**Given exercise:** Quote all lines below exactly. Images stay out.
***
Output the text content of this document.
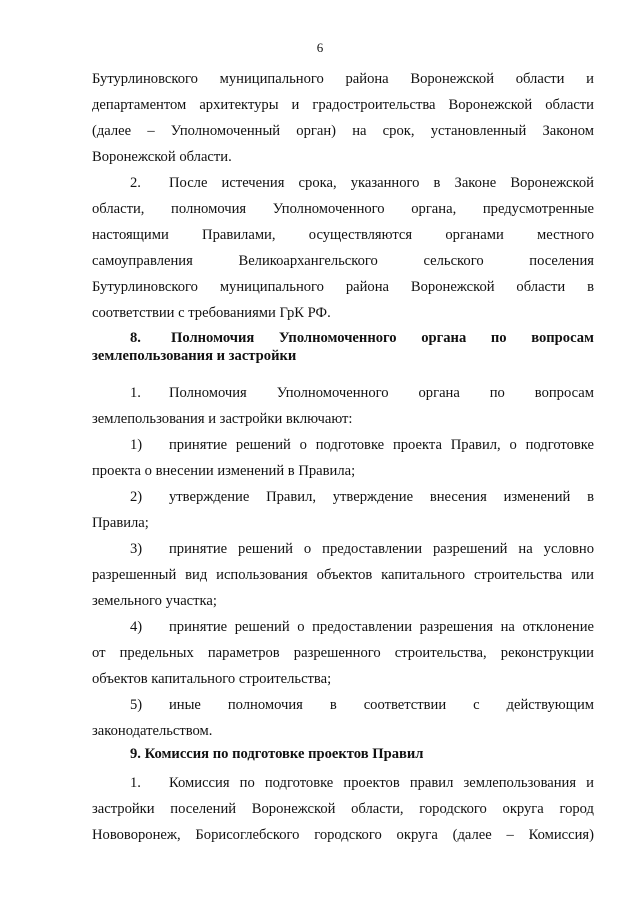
6
Бутурлиновского муниципального района Воронежской области и
департаментом архитектуры и градостроительства Воронежской области
(далее – Уполномоченный орган) на срок, установленный Законом
Воронежской области.
2. После истечения срока, указанного в Законе Воронежской
области, полномочия Уполномоченного органа, предусмотренные
настоящими Правилами, осуществляются органами местного
самоуправления Великоархангельского сельского поселения
Бутурлиновского муниципального района Воронежской области в
соответствии с требованиями ГрК РФ.
8. Полномочия Уполномоченного органа по вопросам
землепользования и застройки
1. Полномочия Уполномоченного органа по вопросам
землепользования и застройки включают:
1) принятие решений о подготовке проекта Правил, о подготовке
проекта о внесении изменений в Правила;
2) утверждение Правил, утверждение внесения изменений в
Правила;
3) принятие решений о предоставлении разрешений на условно
разрешенный вид использования объектов капитального строительства или
земельного участка;
4) принятие решений о предоставлении разрешения на отклонение
от предельных параметров разрешенного строительства, реконструкции
объектов капитального строительства;
5) иные полномочия в соответствии с действующим
законодательством.
9. Комиссия по подготовке проектов Правил
1. Комиссия по подготовке проектов правил землепользования и
застройки поселений Воронежской области, городского округа город
Нововоронеж, Борисоглебского городского округа (далее – Комиссия)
***
**Answer:**
Output the text content of this document.
6
Бутурлиновского муниципального района Воронежской области и
департаментом архитектуры и градостроительства Воронежской области
(далее – Уполномоченный орган) на срок, установленный Законом
Воронежской области.
2. После истечения срока, указанного в Законе Воронежской
области, полномочия Уполномоченного органа, предусмотренные
настоящими Правилами, осуществляются органами местного
самоуправления Великоархангельского сельского поселения
Бутурлиновского муниципального района Воронежской области в
соответствии с требованиями ГрК РФ.
8. Полномочия Уполномоченного органа по вопросам
землепользования и застройки
1. Полномочия Уполномоченного органа по вопросам
землепользования и застройки включают:
1) принятие решений о подготовке проекта Правил, о подготовке
проекта о внесении изменений в Правила;
2) утверждение Правил, утверждение внесения изменений в
Правила;
3) принятие решений о предоставлении разрешений на условно
разрешенный вид использования объектов капитального строительства или
земельного участка;
4) принятие решений о предоставлении разрешения на отклонение
от предельных параметров разрешенного строительства, реконструкции
объектов капитального строительства;
5) иные полномочия в соответствии с действующим
законодательством.
9. Комиссия по подготовке проектов Правил
1. Комиссия по подготовке проектов правил землепользования и
застройки поселений Воронежской области, городского округа город
Нововоронеж, Борисоглебского городского округа (далее – Комиссия)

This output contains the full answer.